Copy nothing but the text: reproduce each line of the listing exactly and leave the pictures out.
_____
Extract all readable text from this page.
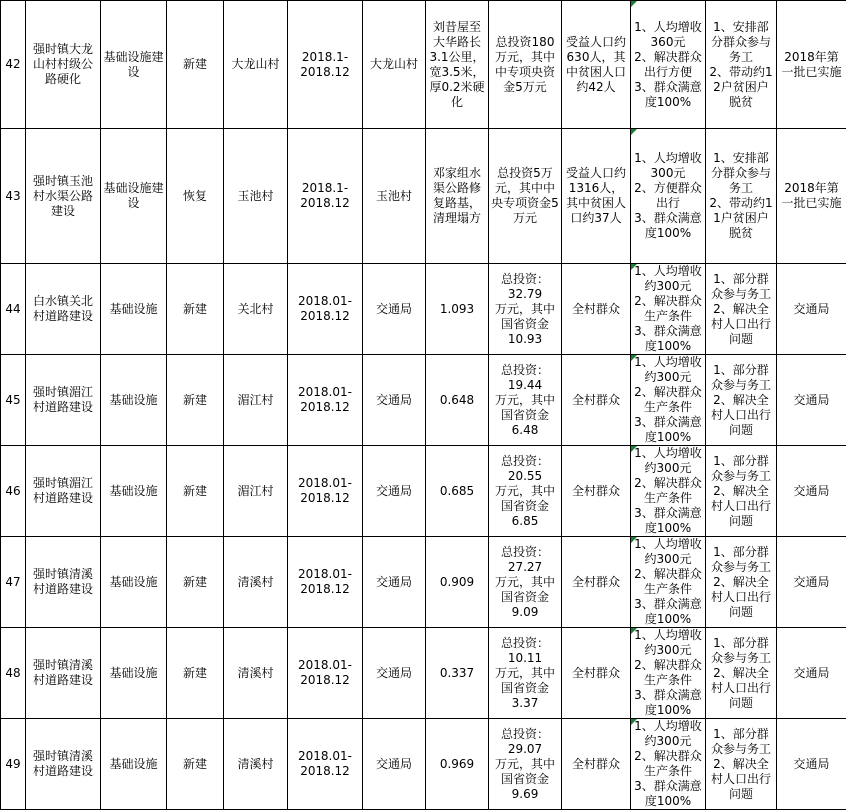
42	强时镇大龙山村村级公路硬化	基础设施建设	新建	大龙山村	2018.1-
2018.12	大龙山村	刘昔屋至大华路长3.1公里，宽3.5米，厚0.2米硬化	总投资180万元，其中中专项央资金5万元	受益人口约630人，其中贫困人口约42人	1、人均增收360元
2、解决群众出行方便
3、群众满意度100%	1、安排部分群众参与务工
2、带动约12户贫困户脱贫	2018年第一批已实施

43	强时镇玉池村水渠公路建设	基础设施建设	恢复	玉池村	2018.1-
2018.12	玉池村	邓家组水渠公路修复路基，清理塌方	总投资5万元，其中中央专项资金5万元	受益人口约1316人，其中贫困人口约37人	1、人均增收300元
2、方便群众出行
3、群众满意度100%	1、安排部分群众参与务工
2、带动约11户贫困户脱贫	2018年第一批已实施

44	白水镇关北村道路建设	基础设施	新建	关北村	2018.01-
2018.12	交通局	1.093	总投资：
32.79
万元，其中
国省资金
10.93	全村群众	1、人均增收约300元
2、解决群众生产条件
3、群众满意度100%	1、部分群众参与务工
2、解决全村人口出行问题	交通局

45	强时镇湄江村道路建设	基础设施	新建	湄江村	2018.01-
2018.12	交通局	0.648	总投资：
19.44
万元，其中
国省资金
6.48	全村群众	1、人均增收约300元
2、解决群众生产条件
3、群众满意度100%	1、部分群众参与务工
2、解决全村人口出行问题	交通局

46	强时镇湄江村道路建设	基础设施	新建	湄江村	2018.01-
2018.12	交通局	0.685	总投资：
20.55
万元，其中
国省资金
6.85	全村群众	1、人均增收约300元
2、解决群众生产条件
3、群众满意度100%	1、部分群众参与务工
2、解决全村人口出行问题	交通局

47	强时镇清溪村道路建设	基础设施	新建	清溪村	2018.01-
2018.12	交通局	0.909	总投资：
27.27
万元，其中
国省资金
9.09	全村群众	1、人均增收约300元
2、解决群众生产条件
3、群众满意度100%	1、部分群众参与务工
2、解决全村人口出行问题	交通局

48	强时镇清溪村道路建设	基础设施	新建	清溪村	2018.01-
2018.12	交通局	0.337	总投资：
10.11
万元，其中
国省资金
3.37	全村群众	1、人均增收约300元
2、解决群众生产条件
3、群众满意度100%	1、部分群众参与务工
2、解决全村人口出行问题	交通局

49	强时镇清溪村道路建设	基础设施	新建	清溪村	2018.01-
2018.12	交通局	0.969	总投资：
29.07
万元，其中
国省资金
9.69	全村群众	1、人均增收约300元
2、解决群众生产条件
3、群众满意度100%	1、部分群众参与务工
2、解决全村人口出行问题	交通局
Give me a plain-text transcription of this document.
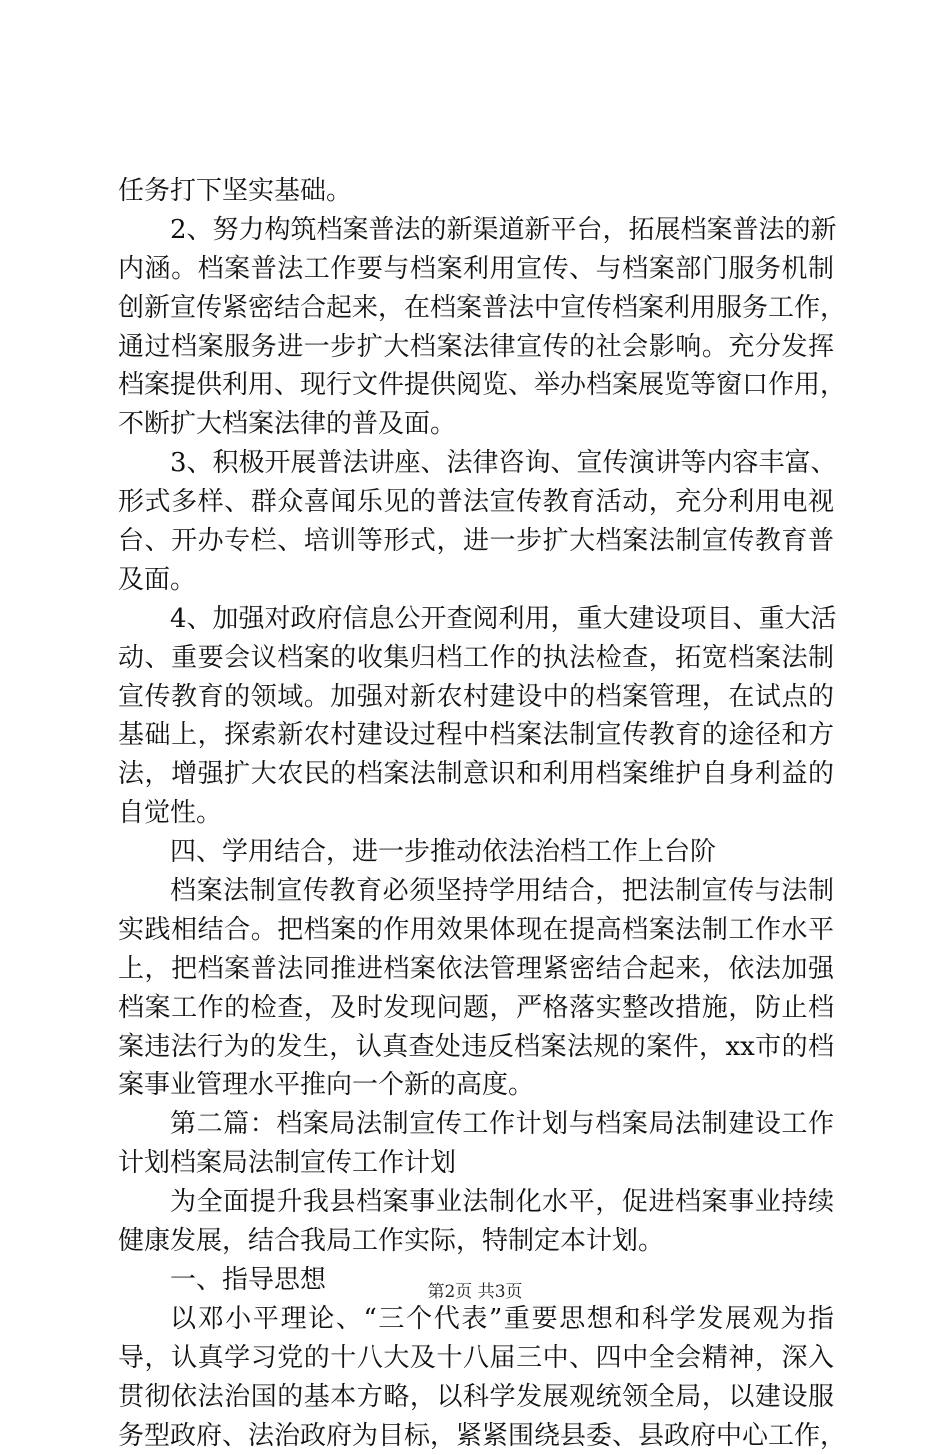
任务打下坚实基础。
2、努力构筑档案普法的新渠道新平台，拓展档案普法的新
内涵。档案普法工作要与档案利用宣传、与档案部门服务机制
创新宣传紧密结合起来，在档案普法中宣传档案利用服务工作，
通过档案服务进一步扩大档案法律宣传的社会影响。充分发挥
档案提供利用、现行文件提供阅览、举办档案展览等窗口作用，
不断扩大档案法律的普及面。
3、积极开展普法讲座、法律咨询、宣传演讲等内容丰富、
形式多样、群众喜闻乐见的普法宣传教育活动，充分利用电视
台、开办专栏、培训等形式，进一步扩大档案法制宣传教育普
及面。
4、加强对政府信息公开查阅利用，重大建设项目、重大活
动、重要会议档案的收集归档工作的执法检查，拓宽档案法制
宣传教育的领域。加强对新农村建设中的档案管理，在试点的
基础上，探索新农村建设过程中档案法制宣传教育的途径和方
法，增强扩大农民的档案法制意识和利用档案维护自身利益的
自觉性。
四、学用结合，进一步推动依法治档工作上台阶
档案法制宣传教育必须坚持学用结合，把法制宣传与法制
实践相结合。把档案的作用效果体现在提高档案法制工作水平
上，把档案普法同推进档案依法管理紧密结合起来，依法加强
档案工作的检查，及时发现问题，严格落实整改措施，防止档
案违法行为的发生，认真查处违反档案法规的案件，xx市的档
案事业管理水平推向一个新的高度。
第二篇：档案局法制宣传工作计划与档案局法制建设工作
计划档案局法制宣传工作计划
为全面提升我县档案事业法制化水平，促进档案事业持续
健康发展，结合我局工作实际，特制定本计划。
一、指导思想
以邓小平理论、“三个代表”重要思想和科学发展观为指
导，认真学习党的十八大及十八届三中、四中全会精神，深入
贯彻依法治国的基本方略，以科学发展观统领全局，以建设服
务型政府、法治政府为目标，紧紧围绕县委、县政府中心工作，
第2页 共3页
_____
* _Task result_:
Extract all readable text from this page.
42	强时镇大龙山村村级公路硬化	基础设施建设	新建	大龙山村	2018.1-
2018.12	大龙山村	刘昔屋至大华路长3.1公里，宽3.5米，厚0.2米硬化	总投资180万元，其中中专项央资金5万元	受益人口约630人，其中贫困人口约42人	1、人均增收360元
2、解决群众出行方便
3、群众满意度100%	1、安排部分群众参与务工
2、带动约12户贫困户脱贫	2018年第一批已实施

43	强时镇玉池村水渠公路建设	基础设施建设	恢复	玉池村	2018.1-
2018.12	玉池村	邓家组水渠公路修复路基，清理塌方	总投资5万元，其中中央专项资金5万元	受益人口约1316人，其中贫困人口约37人	1、人均增收300元
2、方便群众出行
3、群众满意度100%	1、安排部分群众参与务工
2、带动约11户贫困户脱贫	2018年第一批已实施

44	白水镇关北村道路建设	基础设施	新建	关北村	2018.01-
2018.12	交通局	1.093	总投资：
32.79
万元，其中
国省资金
10.93	全村群众	1、人均增收约300元
2、解决群众生产条件
3、群众满意度100%	1、部分群众参与务工
2、解决全村人口出行问题	交通局

45	强时镇湄江村道路建设	基础设施	新建	湄江村	2018.01-
2018.12	交通局	0.648	总投资：
19.44
万元，其中
国省资金
6.48	全村群众	1、人均增收约300元
2、解决群众生产条件
3、群众满意度100%	1、部分群众参与务工
2、解决全村人口出行问题	交通局

46	强时镇湄江村道路建设	基础设施	新建	湄江村	2018.01-
2018.12	交通局	0.685	总投资：
20.55
万元，其中
国省资金
6.85	全村群众	1、人均增收约300元
2、解决群众生产条件
3、群众满意度100%	1、部分群众参与务工
2、解决全村人口出行问题	交通局

47	强时镇清溪村道路建设	基础设施	新建	清溪村	2018.01-
2018.12	交通局	0.909	总投资：
27.27
万元，其中
国省资金
9.09	全村群众	1、人均增收约300元
2、解决群众生产条件
3、群众满意度100%	1、部分群众参与务工
2、解决全村人口出行问题	交通局

48	强时镇清溪村道路建设	基础设施	新建	清溪村	2018.01-
2018.12	交通局	0.337	总投资：
10.11
万元，其中
国省资金
3.37	全村群众	1、人均增收约300元
2、解决群众生产条件
3、群众满意度100%	1、部分群众参与务工
2、解决全村人口出行问题	交通局

49	强时镇清溪村道路建设	基础设施	新建	清溪村	2018.01-
2018.12	交通局	0.969	总投资：
29.07
万元，其中
国省资金
9.69	全村群众	1、人均增收约300元
2、解决群众生产条件
3、群众满意度100%	1、部分群众参与务工
2、解决全村人口出行问题	交通局
Give me a plain-text transcription of this document.
任务打下坚实基础。
2、努力构筑档案普法的新渠道新平台，拓展档案普法的新
内涵。档案普法工作要与档案利用宣传、与档案部门服务机制
创新宣传紧密结合起来，在档案普法中宣传档案利用服务工作，
通过档案服务进一步扩大档案法律宣传的社会影响。充分发挥
档案提供利用、现行文件提供阅览、举办档案展览等窗口作用，
不断扩大档案法律的普及面。
3、积极开展普法讲座、法律咨询、宣传演讲等内容丰富、
形式多样、群众喜闻乐见的普法宣传教育活动，充分利用电视
台、开办专栏、培训等形式，进一步扩大档案法制宣传教育普
及面。
4、加强对政府信息公开查阅利用，重大建设项目、重大活
动、重要会议档案的收集归档工作的执法检查，拓宽档案法制
宣传教育的领域。加强对新农村建设中的档案管理，在试点的
基础上，探索新农村建设过程中档案法制宣传教育的途径和方
法，增强扩大农民的档案法制意识和利用档案维护自身利益的
自觉性。
四、学用结合，进一步推动依法治档工作上台阶
档案法制宣传教育必须坚持学用结合，把法制宣传与法制
实践相结合。把档案的作用效果体现在提高档案法制工作水平
上，把档案普法同推进档案依法管理紧密结合起来，依法加强
档案工作的检查，及时发现问题，严格落实整改措施，防止档
案违法行为的发生，认真查处违反档案法规的案件，xx市的档
案事业管理水平推向一个新的高度。
第二篇：档案局法制宣传工作计划与档案局法制建设工作
计划档案局法制宣传工作计划
为全面提升我县档案事业法制化水平，促进档案事业持续
健康发展，结合我局工作实际，特制定本计划。
一、指导思想
以邓小平理论、“三个代表”重要思想和科学发展观为指
导，认真学习党的十八大及十八届三中、四中全会精神，深入
贯彻依法治国的基本方略，以科学发展观统领全局，以建设服
务型政府、法治政府为目标，紧紧围绕县委、县政府中心工作，
第2页 共3页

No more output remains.